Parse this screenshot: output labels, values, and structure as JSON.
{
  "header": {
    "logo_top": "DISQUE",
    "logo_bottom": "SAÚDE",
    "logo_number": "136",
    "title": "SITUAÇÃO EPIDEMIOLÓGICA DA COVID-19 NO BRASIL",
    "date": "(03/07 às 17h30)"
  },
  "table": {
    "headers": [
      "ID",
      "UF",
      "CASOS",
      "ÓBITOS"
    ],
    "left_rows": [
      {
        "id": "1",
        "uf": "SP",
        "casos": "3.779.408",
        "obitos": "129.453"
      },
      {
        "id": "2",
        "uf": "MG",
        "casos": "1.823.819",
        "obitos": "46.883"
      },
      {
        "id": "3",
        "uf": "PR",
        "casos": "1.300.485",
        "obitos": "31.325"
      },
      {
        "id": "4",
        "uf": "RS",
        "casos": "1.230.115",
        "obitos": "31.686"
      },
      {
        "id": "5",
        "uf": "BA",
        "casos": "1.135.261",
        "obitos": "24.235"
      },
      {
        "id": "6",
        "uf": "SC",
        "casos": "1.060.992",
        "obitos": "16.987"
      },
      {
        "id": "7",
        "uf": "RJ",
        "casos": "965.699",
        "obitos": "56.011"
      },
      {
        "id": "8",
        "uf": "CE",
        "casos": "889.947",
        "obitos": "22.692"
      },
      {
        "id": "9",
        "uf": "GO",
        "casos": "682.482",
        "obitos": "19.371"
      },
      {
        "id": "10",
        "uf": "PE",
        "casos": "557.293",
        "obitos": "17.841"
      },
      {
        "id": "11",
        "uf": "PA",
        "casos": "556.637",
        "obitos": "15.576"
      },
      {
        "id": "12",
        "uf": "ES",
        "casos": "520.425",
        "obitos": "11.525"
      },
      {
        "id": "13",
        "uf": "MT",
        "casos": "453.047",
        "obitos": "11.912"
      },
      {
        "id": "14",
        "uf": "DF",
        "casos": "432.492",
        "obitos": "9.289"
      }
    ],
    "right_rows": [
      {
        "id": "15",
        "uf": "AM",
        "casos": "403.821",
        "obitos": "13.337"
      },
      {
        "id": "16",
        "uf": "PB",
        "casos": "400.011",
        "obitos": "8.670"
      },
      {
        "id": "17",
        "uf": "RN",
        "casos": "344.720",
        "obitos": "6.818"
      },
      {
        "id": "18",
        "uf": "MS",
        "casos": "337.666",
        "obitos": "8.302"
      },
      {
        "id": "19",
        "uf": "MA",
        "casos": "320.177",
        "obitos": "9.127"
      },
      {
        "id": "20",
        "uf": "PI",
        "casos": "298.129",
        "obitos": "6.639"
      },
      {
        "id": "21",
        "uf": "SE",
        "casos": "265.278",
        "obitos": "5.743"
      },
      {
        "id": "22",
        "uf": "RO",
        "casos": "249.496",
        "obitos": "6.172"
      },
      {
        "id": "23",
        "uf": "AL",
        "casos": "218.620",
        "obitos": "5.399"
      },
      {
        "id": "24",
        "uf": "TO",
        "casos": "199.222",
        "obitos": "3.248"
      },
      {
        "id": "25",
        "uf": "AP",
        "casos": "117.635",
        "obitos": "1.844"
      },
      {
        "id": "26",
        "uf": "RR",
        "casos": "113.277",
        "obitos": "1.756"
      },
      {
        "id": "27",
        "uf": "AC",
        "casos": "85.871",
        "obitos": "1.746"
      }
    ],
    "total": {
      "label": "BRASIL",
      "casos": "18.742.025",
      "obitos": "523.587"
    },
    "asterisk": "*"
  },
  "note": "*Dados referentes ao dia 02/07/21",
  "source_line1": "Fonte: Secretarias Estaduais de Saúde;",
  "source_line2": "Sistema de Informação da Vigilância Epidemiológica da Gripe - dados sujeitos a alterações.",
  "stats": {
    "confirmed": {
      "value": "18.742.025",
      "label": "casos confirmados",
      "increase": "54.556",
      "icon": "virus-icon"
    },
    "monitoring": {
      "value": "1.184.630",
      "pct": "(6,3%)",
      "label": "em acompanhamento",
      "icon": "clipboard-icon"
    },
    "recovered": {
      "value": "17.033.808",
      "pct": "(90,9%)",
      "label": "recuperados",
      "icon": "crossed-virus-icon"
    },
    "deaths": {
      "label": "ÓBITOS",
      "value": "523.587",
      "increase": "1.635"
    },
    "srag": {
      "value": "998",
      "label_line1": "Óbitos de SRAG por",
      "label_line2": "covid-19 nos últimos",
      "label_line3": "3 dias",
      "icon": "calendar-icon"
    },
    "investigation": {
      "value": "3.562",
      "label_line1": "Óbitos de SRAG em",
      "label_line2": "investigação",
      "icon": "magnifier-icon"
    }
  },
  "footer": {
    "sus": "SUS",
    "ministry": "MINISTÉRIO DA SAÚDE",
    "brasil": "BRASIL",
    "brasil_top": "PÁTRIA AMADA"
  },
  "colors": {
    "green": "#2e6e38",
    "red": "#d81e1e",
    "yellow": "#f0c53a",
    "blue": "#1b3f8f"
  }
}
■ ■ ■ ■ ■
> Task details
In the records above, locate each line with the word "icon". Copy all such lines.

> Result for this exercise
      "icon": "virus-icon"
      "icon": "clipboard-icon"
      "icon": "crossed-virus-icon"
      "icon": "calendar-icon"
      "icon": "magnifier-icon"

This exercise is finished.